Test cricket is the perfect metaphor for life. It’s why so many of us love it. A game played not in minutes, or by score, but in days. When the ball’s moving or a batter seems impossible to get out, other codes demand aggression, where cricket demands resilience. Cricket says: ‘while it is not your time now, there are 5 days, and your time will come’.
It doesn’t always come.
It is a long slog. Understandably, it is not an attractive spectator sport to the uninitiated. Shane Keith Warne’s superpower was, with every single delivery he ever bowled, making us all believe our time was now and forever.
‘Warnie’, in a time of upheaval and pessimism for the Australian people, made the mundane magical. In his monstrous hands, he held the key to our time – his ability to deliver a cricket ball in ways that defied physics as we knew it.
To understand Warne as a cricketer, you need to understand the difficulty of the skill he specialised in. A cricket ball more or less is ‘thrown’ with a straight arm. Conventionally, in order to go forward, the ball exits the front of your hand. In order to bowl leg-spin, you need to deliver the ball backwards, out of the back of your hand. It is exceedingly counter-intuitive and exceedingly difficult to master with any sort of accuracy.

= = = =

## WHAT IS NEEDED
Answer these questions about the passage on Test cricket:
1. How many days does the passage say a Test match gives a player for their time to come?
2. What is the full name of the cricketer the passage calls "Warnie"?
3. To bowl leg-spin, out of which part of the hand must the ball be delivered?

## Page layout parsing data
= = = =

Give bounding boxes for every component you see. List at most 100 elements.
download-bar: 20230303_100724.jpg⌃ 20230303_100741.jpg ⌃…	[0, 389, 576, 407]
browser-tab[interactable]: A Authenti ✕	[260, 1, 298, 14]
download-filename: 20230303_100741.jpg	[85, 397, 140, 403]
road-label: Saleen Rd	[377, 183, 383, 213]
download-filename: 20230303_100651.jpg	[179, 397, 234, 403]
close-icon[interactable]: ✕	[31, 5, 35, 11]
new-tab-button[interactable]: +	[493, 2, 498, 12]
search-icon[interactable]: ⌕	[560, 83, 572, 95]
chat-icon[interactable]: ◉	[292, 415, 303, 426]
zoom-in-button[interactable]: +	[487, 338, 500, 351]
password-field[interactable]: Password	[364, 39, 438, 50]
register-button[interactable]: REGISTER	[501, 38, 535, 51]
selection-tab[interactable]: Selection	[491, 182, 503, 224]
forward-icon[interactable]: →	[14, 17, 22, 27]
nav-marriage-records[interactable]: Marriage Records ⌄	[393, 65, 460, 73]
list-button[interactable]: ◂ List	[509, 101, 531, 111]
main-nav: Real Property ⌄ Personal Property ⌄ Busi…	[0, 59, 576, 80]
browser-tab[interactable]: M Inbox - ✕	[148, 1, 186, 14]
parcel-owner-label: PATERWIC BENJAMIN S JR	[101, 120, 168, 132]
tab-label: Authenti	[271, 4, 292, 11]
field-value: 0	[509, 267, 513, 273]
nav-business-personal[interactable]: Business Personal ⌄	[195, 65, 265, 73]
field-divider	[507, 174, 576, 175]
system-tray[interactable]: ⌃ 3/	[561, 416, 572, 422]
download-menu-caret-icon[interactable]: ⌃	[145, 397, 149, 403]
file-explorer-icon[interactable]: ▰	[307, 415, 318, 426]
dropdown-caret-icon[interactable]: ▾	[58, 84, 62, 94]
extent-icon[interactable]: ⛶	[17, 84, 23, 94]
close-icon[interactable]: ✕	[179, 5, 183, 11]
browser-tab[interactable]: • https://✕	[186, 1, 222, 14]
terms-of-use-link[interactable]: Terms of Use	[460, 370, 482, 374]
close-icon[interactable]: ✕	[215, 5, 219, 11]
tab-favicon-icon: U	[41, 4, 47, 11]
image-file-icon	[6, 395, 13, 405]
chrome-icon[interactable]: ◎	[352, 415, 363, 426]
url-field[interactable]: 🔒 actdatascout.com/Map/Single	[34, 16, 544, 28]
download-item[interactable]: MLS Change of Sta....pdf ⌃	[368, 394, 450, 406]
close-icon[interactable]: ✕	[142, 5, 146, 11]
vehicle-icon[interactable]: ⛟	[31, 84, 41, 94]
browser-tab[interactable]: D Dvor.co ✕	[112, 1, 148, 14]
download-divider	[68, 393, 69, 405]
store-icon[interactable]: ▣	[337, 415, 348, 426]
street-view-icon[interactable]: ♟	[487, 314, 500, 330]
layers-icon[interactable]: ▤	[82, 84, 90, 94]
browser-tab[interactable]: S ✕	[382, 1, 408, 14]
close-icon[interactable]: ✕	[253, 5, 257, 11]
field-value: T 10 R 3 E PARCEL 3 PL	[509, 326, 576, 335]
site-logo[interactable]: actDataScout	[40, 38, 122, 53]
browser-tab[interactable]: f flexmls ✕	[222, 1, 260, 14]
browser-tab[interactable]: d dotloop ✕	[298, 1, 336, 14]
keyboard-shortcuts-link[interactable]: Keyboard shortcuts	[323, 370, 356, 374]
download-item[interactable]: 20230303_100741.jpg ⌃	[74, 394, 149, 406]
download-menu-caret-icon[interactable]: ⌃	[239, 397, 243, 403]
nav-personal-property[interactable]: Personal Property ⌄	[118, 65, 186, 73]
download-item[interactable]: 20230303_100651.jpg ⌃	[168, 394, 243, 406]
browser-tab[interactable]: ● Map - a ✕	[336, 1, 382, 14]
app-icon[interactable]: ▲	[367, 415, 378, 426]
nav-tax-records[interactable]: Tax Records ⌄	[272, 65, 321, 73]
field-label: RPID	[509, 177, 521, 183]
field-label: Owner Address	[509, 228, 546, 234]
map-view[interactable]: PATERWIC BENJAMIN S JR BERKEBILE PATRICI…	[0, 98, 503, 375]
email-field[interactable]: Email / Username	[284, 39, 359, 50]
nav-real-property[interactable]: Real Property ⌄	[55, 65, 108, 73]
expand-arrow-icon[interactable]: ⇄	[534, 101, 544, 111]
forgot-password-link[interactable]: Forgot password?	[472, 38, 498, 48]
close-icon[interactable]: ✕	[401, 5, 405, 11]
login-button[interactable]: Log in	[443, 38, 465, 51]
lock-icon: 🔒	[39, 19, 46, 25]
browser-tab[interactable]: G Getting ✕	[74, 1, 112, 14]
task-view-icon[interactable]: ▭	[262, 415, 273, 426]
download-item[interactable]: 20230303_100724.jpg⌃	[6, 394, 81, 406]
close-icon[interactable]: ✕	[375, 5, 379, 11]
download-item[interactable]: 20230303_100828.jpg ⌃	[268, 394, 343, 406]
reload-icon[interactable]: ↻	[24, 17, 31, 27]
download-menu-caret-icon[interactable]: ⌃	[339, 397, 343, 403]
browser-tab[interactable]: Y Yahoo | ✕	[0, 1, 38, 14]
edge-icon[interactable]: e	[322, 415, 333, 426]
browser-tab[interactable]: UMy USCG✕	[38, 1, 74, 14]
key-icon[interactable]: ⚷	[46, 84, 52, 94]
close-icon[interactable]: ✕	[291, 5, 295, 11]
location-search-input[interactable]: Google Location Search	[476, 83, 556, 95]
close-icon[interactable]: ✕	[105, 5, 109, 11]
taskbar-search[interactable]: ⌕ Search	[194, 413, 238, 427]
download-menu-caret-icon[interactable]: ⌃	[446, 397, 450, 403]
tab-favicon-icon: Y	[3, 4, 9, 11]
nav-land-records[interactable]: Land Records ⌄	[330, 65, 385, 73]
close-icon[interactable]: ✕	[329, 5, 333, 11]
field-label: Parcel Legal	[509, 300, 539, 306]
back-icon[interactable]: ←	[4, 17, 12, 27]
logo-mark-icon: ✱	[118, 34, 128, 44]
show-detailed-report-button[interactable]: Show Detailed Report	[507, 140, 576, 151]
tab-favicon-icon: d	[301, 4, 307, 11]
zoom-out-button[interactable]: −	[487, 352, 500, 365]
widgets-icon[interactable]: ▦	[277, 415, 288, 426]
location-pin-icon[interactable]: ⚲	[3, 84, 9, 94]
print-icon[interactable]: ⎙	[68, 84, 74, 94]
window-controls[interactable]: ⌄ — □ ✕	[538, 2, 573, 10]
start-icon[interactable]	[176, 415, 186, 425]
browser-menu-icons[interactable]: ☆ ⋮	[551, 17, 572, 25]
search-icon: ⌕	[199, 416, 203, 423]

= = = =

## ANSWER TO THIS TASK
1. 5 days
2. Shane Keith Warne
3. The back of the hand